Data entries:
-- BEGIN --

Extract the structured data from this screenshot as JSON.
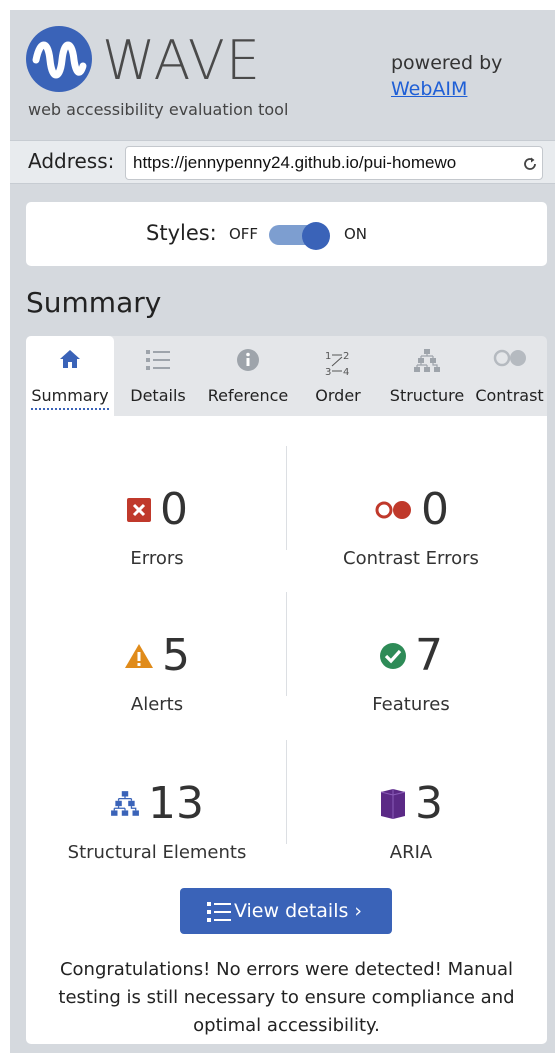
{
  "header": {
    "logo_text": "WAVE",
    "tagline": "web accessibility evaluation tool",
    "powered_by": "powered by",
    "webaim_link": "WebAIM"
  },
  "address": {
    "label": "Address:",
    "value": "https://jennypenny24.github.io/pui-homewo",
    "reload_icon": "reload-icon"
  },
  "styles": {
    "label": "Styles:",
    "off": "OFF",
    "on": "ON",
    "state": "on"
  },
  "summary_heading": "Summary",
  "tabs": [
    {
      "label": "Summary",
      "icon": "home-icon",
      "active": true
    },
    {
      "label": "Details",
      "icon": "list-icon",
      "active": false
    },
    {
      "label": "Reference",
      "icon": "info-icon",
      "active": false
    },
    {
      "label": "Order",
      "icon": "order-icon",
      "active": false
    },
    {
      "label": "Structure",
      "icon": "structure-icon",
      "active": false
    },
    {
      "label": "Contrast",
      "icon": "contrast-icon",
      "active": false
    }
  ],
  "stats": {
    "errors": {
      "count": "0",
      "label": "Errors",
      "icon": "error-icon"
    },
    "contrast_errors": {
      "count": "0",
      "label": "Contrast Errors",
      "icon": "contrast-error-icon"
    },
    "alerts": {
      "count": "5",
      "label": "Alerts",
      "icon": "alert-icon"
    },
    "features": {
      "count": "7",
      "label": "Features",
      "icon": "feature-check-icon"
    },
    "structural": {
      "count": "13",
      "label": "Structural Elements",
      "icon": "structure-icon"
    },
    "aria": {
      "count": "3",
      "label": "ARIA",
      "icon": "aria-icon"
    }
  },
  "view_details_label": "View details ›",
  "congrats": "Congratulations! No errors were detected! Manual testing is still necessary to ensure compliance and optimal accessibility.",
  "colors": {
    "brand_blue": "#3a63b8",
    "error_red": "#c0392b",
    "alert_orange": "#e08b1a",
    "feature_green": "#2e8b57",
    "aria_purple": "#5b2a86"
  }
}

-- END --

--- Given instruction ---
Find the word "count" in the data and show each line that holds it.

--- Result for this exercise ---
      "count": "0",
      "count": "0",
      "count": "5",
      "count": "7",
      "count": "13",
      "count": "3",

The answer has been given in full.